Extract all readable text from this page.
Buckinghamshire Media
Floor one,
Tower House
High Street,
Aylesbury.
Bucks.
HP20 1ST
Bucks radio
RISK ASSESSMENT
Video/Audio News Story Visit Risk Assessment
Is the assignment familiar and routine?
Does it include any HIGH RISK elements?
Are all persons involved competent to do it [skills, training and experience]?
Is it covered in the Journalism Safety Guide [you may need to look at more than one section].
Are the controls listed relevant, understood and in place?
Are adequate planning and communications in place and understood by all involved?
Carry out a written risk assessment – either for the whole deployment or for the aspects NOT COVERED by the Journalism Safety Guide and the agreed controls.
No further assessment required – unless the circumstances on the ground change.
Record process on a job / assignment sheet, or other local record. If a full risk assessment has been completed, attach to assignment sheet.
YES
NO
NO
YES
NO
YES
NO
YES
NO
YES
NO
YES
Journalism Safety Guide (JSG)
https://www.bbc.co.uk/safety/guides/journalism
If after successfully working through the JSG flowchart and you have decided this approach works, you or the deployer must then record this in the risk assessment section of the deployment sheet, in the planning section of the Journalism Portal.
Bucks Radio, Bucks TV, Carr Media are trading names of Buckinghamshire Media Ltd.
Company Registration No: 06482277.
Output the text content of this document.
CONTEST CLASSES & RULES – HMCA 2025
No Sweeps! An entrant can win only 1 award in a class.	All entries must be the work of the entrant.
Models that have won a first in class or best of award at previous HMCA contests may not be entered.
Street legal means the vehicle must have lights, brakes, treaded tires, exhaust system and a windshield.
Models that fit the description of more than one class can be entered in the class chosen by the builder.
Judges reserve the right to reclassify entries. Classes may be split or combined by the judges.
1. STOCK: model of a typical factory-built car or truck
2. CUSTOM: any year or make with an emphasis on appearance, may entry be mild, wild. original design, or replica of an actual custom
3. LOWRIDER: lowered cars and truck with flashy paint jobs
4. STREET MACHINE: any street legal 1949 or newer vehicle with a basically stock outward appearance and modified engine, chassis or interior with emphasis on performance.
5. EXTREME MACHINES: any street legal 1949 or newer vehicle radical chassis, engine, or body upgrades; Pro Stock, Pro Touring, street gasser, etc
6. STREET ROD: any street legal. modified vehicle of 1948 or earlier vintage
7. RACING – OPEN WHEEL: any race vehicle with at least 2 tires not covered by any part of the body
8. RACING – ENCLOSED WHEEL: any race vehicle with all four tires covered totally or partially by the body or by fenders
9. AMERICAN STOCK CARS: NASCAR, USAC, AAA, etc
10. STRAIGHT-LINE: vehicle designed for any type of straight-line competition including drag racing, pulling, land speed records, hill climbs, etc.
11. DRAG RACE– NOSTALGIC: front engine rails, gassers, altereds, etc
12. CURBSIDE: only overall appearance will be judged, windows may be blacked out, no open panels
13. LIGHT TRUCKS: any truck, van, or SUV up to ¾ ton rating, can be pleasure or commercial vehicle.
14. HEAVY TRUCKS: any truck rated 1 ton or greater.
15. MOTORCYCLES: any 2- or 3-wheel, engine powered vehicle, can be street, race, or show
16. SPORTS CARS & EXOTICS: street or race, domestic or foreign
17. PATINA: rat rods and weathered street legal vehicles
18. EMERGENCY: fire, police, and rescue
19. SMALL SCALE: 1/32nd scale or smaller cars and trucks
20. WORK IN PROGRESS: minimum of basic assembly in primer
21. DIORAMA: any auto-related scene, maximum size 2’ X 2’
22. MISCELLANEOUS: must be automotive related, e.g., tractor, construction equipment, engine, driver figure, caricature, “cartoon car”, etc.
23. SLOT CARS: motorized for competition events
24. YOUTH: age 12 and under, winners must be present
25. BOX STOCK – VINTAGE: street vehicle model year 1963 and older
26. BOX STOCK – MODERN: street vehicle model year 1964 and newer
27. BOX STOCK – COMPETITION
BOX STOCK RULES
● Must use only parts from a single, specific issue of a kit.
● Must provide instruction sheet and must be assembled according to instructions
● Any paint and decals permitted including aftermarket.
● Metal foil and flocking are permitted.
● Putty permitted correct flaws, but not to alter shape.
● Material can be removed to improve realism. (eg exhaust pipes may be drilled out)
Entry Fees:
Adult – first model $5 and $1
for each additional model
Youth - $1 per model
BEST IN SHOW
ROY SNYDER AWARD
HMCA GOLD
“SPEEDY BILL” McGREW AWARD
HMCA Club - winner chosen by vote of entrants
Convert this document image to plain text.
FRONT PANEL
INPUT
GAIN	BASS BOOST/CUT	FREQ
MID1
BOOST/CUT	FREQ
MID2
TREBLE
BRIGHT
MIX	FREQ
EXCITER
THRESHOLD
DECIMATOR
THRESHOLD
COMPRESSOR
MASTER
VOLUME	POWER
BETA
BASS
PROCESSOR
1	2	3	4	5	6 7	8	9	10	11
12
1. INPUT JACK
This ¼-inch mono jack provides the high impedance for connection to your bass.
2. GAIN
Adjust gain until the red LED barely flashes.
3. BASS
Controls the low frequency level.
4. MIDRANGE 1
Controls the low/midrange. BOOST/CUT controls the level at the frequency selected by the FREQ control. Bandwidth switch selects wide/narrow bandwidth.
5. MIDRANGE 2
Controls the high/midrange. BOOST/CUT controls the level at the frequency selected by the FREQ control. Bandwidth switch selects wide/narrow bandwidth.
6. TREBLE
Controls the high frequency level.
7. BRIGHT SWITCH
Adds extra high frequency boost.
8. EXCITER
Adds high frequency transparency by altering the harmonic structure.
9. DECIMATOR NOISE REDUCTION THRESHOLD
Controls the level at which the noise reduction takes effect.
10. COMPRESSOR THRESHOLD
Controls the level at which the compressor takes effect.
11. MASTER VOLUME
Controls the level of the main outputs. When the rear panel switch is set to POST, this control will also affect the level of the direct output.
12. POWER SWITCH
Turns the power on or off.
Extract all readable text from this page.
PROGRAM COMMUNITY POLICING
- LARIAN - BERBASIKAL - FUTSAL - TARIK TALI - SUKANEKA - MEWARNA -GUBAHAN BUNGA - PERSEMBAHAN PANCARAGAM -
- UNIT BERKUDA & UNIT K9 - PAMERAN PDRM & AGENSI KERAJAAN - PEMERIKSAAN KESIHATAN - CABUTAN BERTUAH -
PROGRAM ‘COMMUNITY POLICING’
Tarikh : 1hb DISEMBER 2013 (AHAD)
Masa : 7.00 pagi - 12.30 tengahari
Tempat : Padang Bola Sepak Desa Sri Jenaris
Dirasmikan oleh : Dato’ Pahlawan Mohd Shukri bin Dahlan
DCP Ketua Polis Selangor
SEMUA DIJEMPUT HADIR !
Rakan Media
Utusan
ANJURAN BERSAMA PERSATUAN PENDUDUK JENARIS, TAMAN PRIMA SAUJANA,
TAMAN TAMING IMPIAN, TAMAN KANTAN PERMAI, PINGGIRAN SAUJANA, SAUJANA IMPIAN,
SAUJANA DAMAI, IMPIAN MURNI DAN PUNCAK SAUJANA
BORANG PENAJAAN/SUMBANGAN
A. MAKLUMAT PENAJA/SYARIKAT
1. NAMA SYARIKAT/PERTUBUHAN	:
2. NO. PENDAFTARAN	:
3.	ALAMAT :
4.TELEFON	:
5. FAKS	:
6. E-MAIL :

◆ What is asked
Each line that holds the word "modified" is to be copied.

◆ Exercise answer
4. STREET MACHINE: any street legal 1949 or newer vehicle with a basically stock outward appearance and modified engine, chassis or interior with emphasis on performance.
6. STREET ROD: any street legal. modified vehicle of 1948 or earlier vintage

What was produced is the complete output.